▶ **Set task**: Locate each line holding the string "EXPLOITATIONS" and copy it.

#### Data for processing ####

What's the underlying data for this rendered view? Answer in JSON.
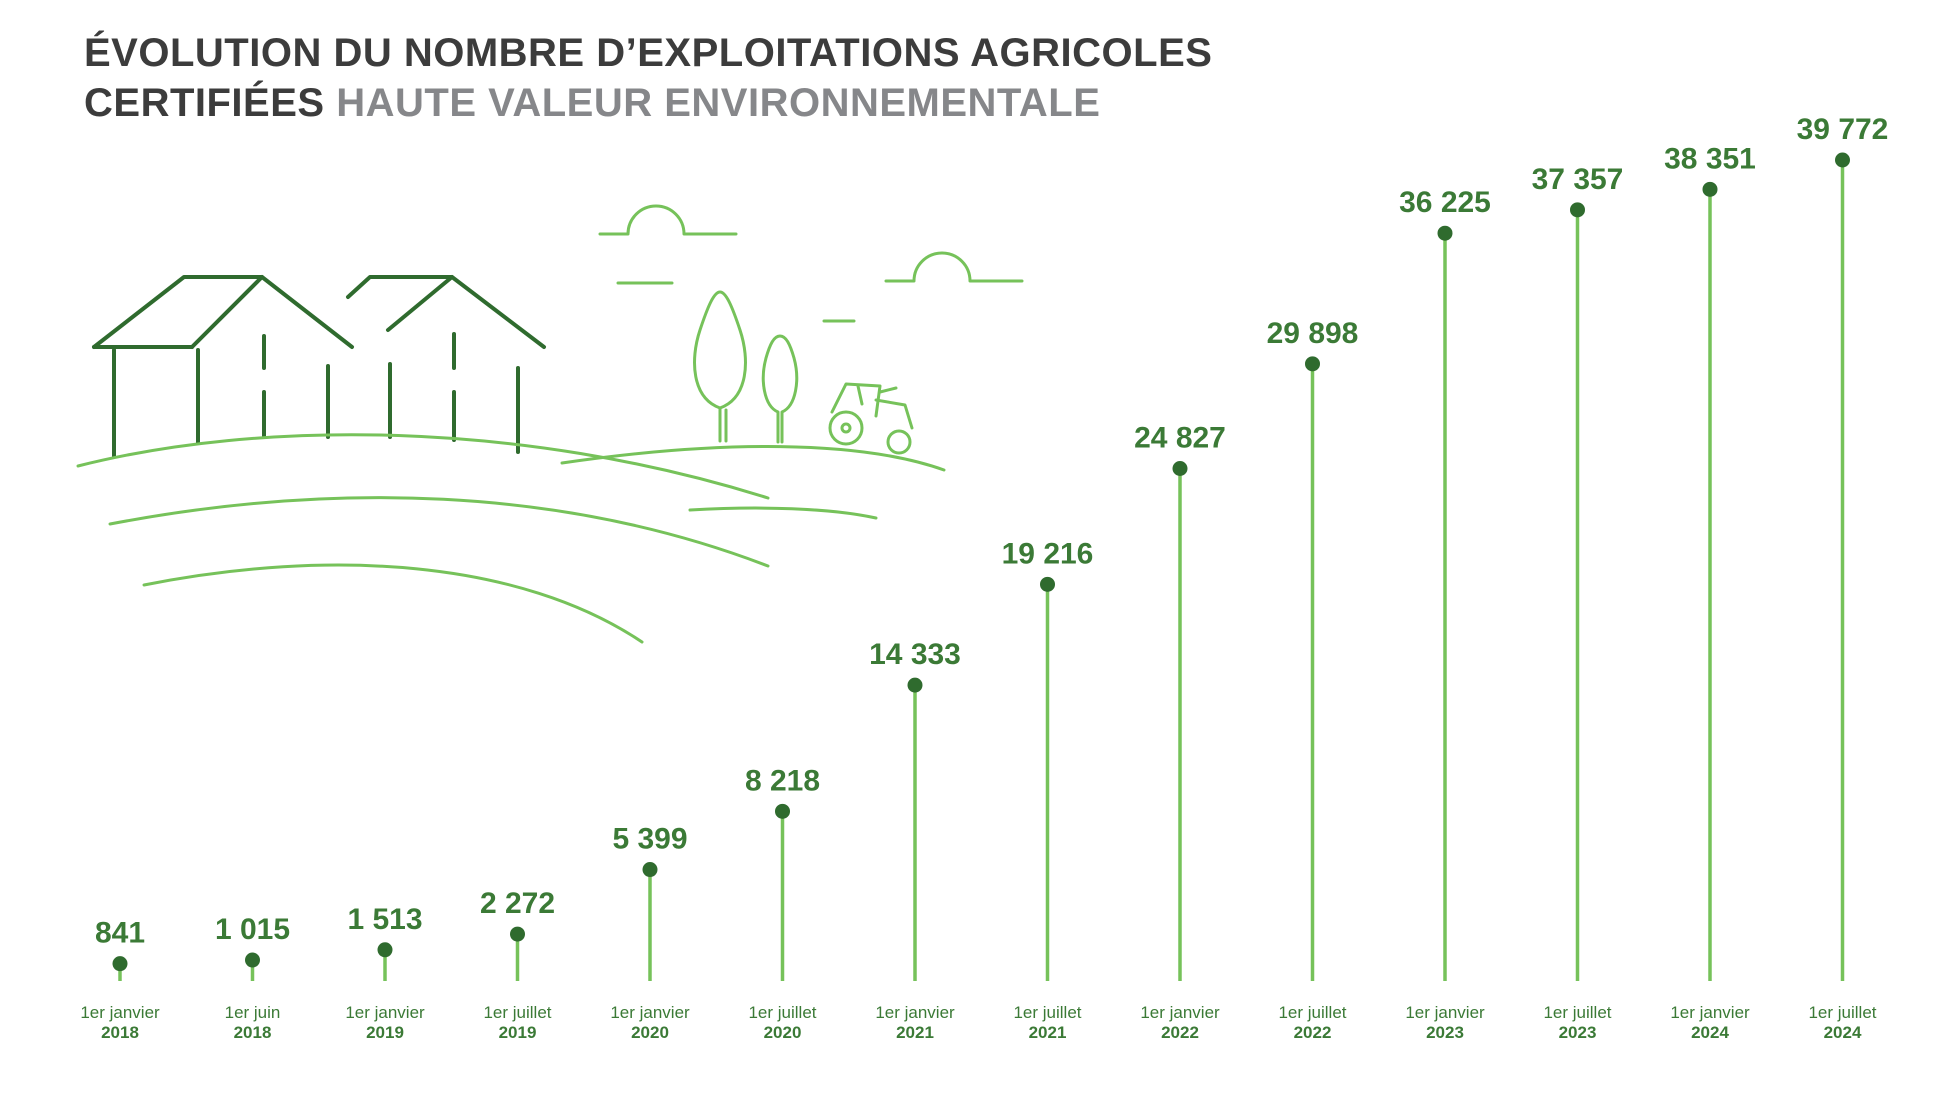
{
  "title": {
    "line1": "ÉVOLUTION DU NOMBRE D’EXPLOITATIONS AGRICOLES",
    "line2_dark": "CERTIFIÉES",
    "line2_light": "HAUTE VALEUR ENVIRONNEMENTALE"
  },
  "colors": {
    "stem": "#76c25a",
    "dot": "#2f6b2e",
    "label": "#3b7a36",
    "illustration_dark": "#2f6b2e",
    "illustration_light": "#76c25a"
  },
  "illustration": {
    "icons": [
      "farm-buildings-icon",
      "trees-icon",
      "tractor-icon",
      "sun-icon",
      "fields-icon"
    ]
  },
  "chart_data": {
    "type": "lollipop",
    "title": "ÉVOLUTION DU NOMBRE D’EXPLOITATIONS AGRICOLES CERTIFIÉES HAUTE VALEUR ENVIRONNEMENTALE",
    "xlabel": "",
    "ylabel": "",
    "ylim": [
      0,
      42000
    ],
    "grid": false,
    "categories": [
      {
        "line1": "1er janvier",
        "line2": "2018"
      },
      {
        "line1": "1er juin",
        "line2": "2018"
      },
      {
        "line1": "1er janvier",
        "line2": "2019"
      },
      {
        "line1": "1er juillet",
        "line2": "2019"
      },
      {
        "line1": "1er janvier",
        "line2": "2020"
      },
      {
        "line1": "1er juillet",
        "line2": "2020"
      },
      {
        "line1": "1er janvier",
        "line2": "2021"
      },
      {
        "line1": "1er juillet",
        "line2": "2021"
      },
      {
        "line1": "1er janvier",
        "line2": "2022"
      },
      {
        "line1": "1er juillet",
        "line2": "2022"
      },
      {
        "line1": "1er janvier",
        "line2": "2023"
      },
      {
        "line1": "1er juillet",
        "line2": "2023"
      },
      {
        "line1": "1er janvier",
        "line2": "2024"
      },
      {
        "line1": "1er juillet",
        "line2": "2024"
      }
    ],
    "values": [
      841,
      1015,
      1513,
      2272,
      5399,
      8218,
      14333,
      19216,
      24827,
      29898,
      36225,
      37357,
      38351,
      39772
    ],
    "value_labels": [
      "841",
      "1 015",
      "1 513",
      "2 272",
      "5 399",
      "8 218",
      "14 333",
      "19 216",
      "24 827",
      "29 898",
      "36 225",
      "37 357",
      "38 351",
      "39 772"
    ]
  }
}
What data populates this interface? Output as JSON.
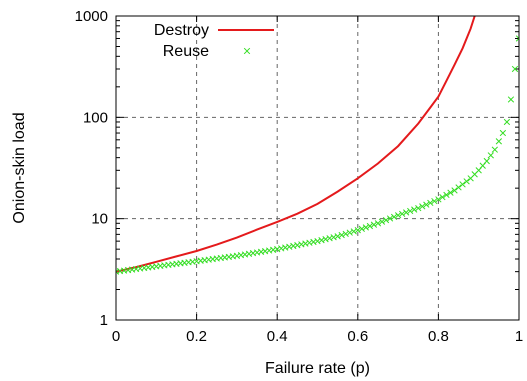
{
  "chart_data": {
    "type": "line",
    "xlabel": "Failure rate (p)",
    "ylabel": "Onion-skin load",
    "xlim": [
      0,
      1
    ],
    "ylim": [
      1,
      1000
    ],
    "yscale": "log",
    "x_ticks": [
      0,
      0.2,
      0.4,
      0.6,
      0.8,
      1
    ],
    "x_tick_labels": [
      "0",
      "0.2",
      "0.4",
      "0.6",
      "0.8",
      "1"
    ],
    "y_ticks": [
      1,
      10,
      100,
      1000
    ],
    "y_tick_labels": [
      "1",
      "10",
      "100",
      "1000"
    ],
    "grid": true,
    "legend_position": "top-left",
    "series": [
      {
        "name": "Destroy",
        "style": "line",
        "color": "#e41a1c",
        "x": [
          0,
          0.05,
          0.1,
          0.15,
          0.2,
          0.25,
          0.3,
          0.35,
          0.4,
          0.45,
          0.5,
          0.55,
          0.6,
          0.65,
          0.7,
          0.75,
          0.78,
          0.8,
          0.82,
          0.84,
          0.86,
          0.88,
          0.89
        ],
        "y": [
          3,
          3.33,
          3.75,
          4.24,
          4.8,
          5.55,
          6.5,
          7.8,
          9.3,
          11.2,
          14,
          18.5,
          25,
          35,
          52,
          87,
          125,
          160,
          230,
          330,
          480,
          750,
          1000
        ]
      },
      {
        "name": "Reuse",
        "style": "points",
        "marker": "x",
        "color": "#33dd22",
        "x": [
          0,
          0.1,
          0.2,
          0.3,
          0.4,
          0.5,
          0.55,
          0.6,
          0.65,
          0.7,
          0.75,
          0.8,
          0.84,
          0.88,
          0.9,
          0.92,
          0.94,
          0.96,
          0.97,
          0.98,
          0.99,
          1.0
        ],
        "y": [
          3,
          3.38,
          3.8,
          4.3,
          5.0,
          6.0,
          6.7,
          7.7,
          9.0,
          10.8,
          12.7,
          15.5,
          19.0,
          25,
          30,
          37,
          48,
          70,
          90,
          150,
          300,
          600
        ]
      }
    ]
  }
}
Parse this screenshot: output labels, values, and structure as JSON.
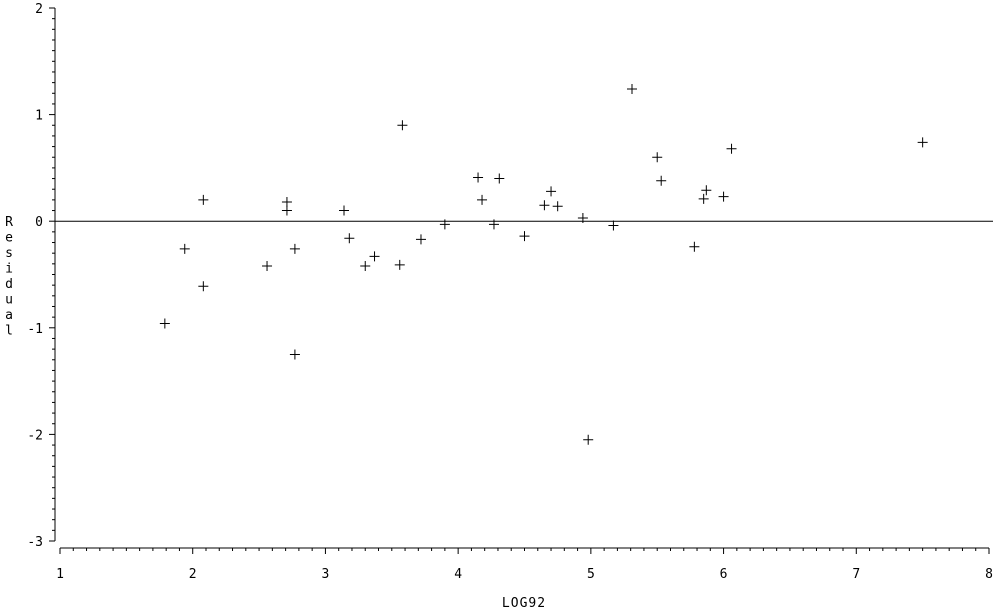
{
  "chart_data": {
    "type": "scatter",
    "xlabel": "LOG92",
    "ylabel": "Residual",
    "xlim": [
      1,
      8
    ],
    "ylim": [
      -3,
      2
    ],
    "x_ticks": [
      "1",
      "2",
      "3",
      "4",
      "5",
      "6",
      "7",
      "8"
    ],
    "y_ticks": [
      "2",
      "1",
      "0",
      "-1",
      "-2",
      "-3"
    ],
    "reference_line_y": 0,
    "marker": "plus",
    "grid": false,
    "legend": "none",
    "points": [
      {
        "x": 1.79,
        "y": -0.96
      },
      {
        "x": 1.94,
        "y": -0.26
      },
      {
        "x": 2.08,
        "y": 0.2
      },
      {
        "x": 2.08,
        "y": -0.61
      },
      {
        "x": 2.56,
        "y": -0.42
      },
      {
        "x": 2.71,
        "y": 0.18
      },
      {
        "x": 2.71,
        "y": 0.1
      },
      {
        "x": 2.77,
        "y": -0.26
      },
      {
        "x": 2.77,
        "y": -1.25
      },
      {
        "x": 3.14,
        "y": 0.1
      },
      {
        "x": 3.18,
        "y": -0.16
      },
      {
        "x": 3.3,
        "y": -0.42
      },
      {
        "x": 3.37,
        "y": -0.33
      },
      {
        "x": 3.56,
        "y": -0.41
      },
      {
        "x": 3.58,
        "y": 0.9
      },
      {
        "x": 3.72,
        "y": -0.17
      },
      {
        "x": 3.9,
        "y": -0.03
      },
      {
        "x": 4.15,
        "y": 0.41
      },
      {
        "x": 4.18,
        "y": 0.2
      },
      {
        "x": 4.27,
        "y": -0.03
      },
      {
        "x": 4.31,
        "y": 0.4
      },
      {
        "x": 4.5,
        "y": -0.14
      },
      {
        "x": 4.65,
        "y": 0.15
      },
      {
        "x": 4.7,
        "y": 0.28
      },
      {
        "x": 4.75,
        "y": 0.14
      },
      {
        "x": 4.94,
        "y": 0.03
      },
      {
        "x": 4.98,
        "y": -2.05
      },
      {
        "x": 5.17,
        "y": -0.04
      },
      {
        "x": 5.31,
        "y": 1.24
      },
      {
        "x": 5.5,
        "y": 0.6
      },
      {
        "x": 5.53,
        "y": 0.38
      },
      {
        "x": 5.78,
        "y": -0.24
      },
      {
        "x": 5.85,
        "y": 0.21
      },
      {
        "x": 5.87,
        "y": 0.29
      },
      {
        "x": 6.0,
        "y": 0.23
      },
      {
        "x": 6.06,
        "y": 0.68
      },
      {
        "x": 7.5,
        "y": 0.74
      }
    ]
  }
}
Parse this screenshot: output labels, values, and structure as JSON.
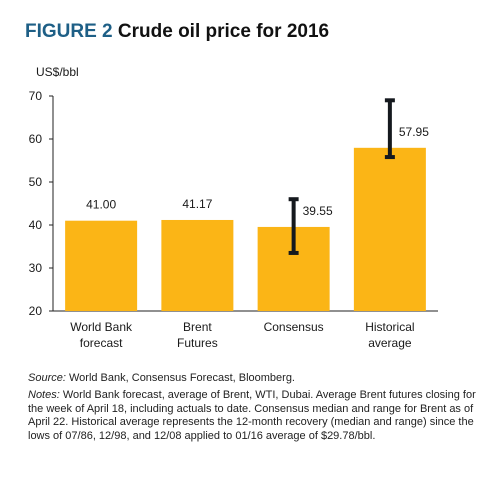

####

▶ **The solution**:
    "line1": "ÉVOLUTION DU NOMBRE D’EXPLOITATIONS AGRICOLES",
    "title": "ÉVOLUTION DU NOMBRE D’EXPLOITATIONS AGRICOLES CERTIFIÉES HAUTE VALEUR ENVIRONNEMENTALE",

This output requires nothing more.